- _Stated task_
How many lines in the listing below include the word "color"? Answer with the number and nothing else.

━━━━

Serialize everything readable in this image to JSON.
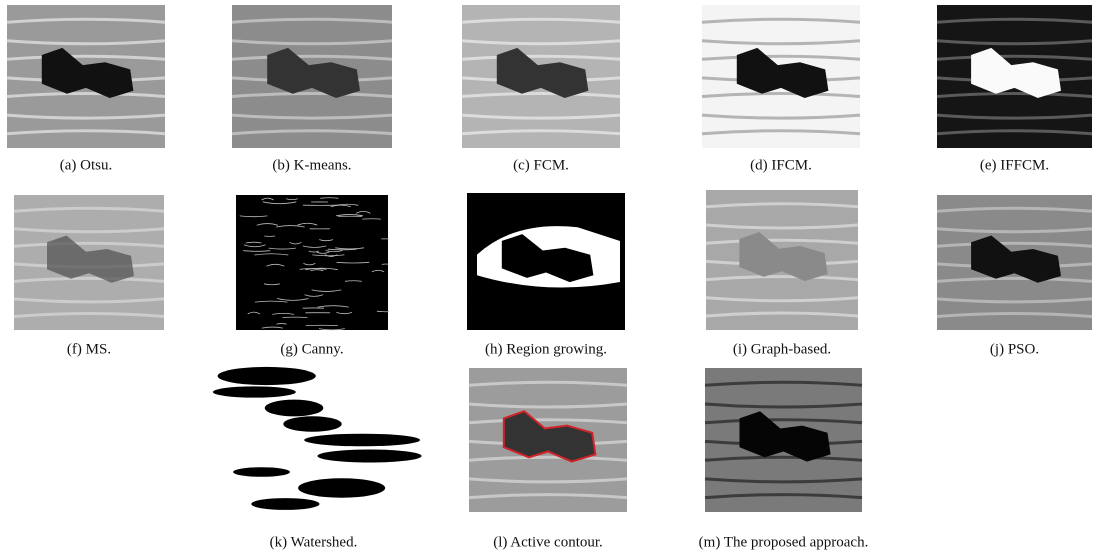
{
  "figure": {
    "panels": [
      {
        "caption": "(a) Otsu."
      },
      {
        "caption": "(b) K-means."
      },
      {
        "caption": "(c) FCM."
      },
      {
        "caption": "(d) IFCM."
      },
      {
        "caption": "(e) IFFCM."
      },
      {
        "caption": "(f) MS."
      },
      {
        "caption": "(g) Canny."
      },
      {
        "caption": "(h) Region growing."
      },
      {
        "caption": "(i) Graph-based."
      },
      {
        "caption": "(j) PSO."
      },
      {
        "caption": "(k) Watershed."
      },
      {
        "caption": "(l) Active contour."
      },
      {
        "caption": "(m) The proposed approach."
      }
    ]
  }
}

━━━━

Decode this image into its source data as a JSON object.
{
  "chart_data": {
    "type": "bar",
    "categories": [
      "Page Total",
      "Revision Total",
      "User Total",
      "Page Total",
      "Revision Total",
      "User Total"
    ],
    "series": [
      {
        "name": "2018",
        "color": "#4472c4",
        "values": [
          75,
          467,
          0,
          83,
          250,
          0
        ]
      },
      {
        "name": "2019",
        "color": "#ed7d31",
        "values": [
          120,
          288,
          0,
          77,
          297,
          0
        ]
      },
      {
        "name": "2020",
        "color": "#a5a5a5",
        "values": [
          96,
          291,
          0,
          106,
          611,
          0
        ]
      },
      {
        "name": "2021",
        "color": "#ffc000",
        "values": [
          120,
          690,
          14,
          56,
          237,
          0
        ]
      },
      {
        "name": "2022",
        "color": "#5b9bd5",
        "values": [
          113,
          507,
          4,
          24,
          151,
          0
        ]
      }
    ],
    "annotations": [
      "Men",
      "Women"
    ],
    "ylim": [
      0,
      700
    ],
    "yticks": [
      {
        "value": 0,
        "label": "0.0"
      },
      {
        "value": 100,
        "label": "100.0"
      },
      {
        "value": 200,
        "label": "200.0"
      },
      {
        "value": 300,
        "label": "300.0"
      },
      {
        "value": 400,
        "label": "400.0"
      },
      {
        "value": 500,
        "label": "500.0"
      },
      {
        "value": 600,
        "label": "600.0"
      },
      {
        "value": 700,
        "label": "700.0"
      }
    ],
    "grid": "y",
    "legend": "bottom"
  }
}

━━━━

- _Output below_
5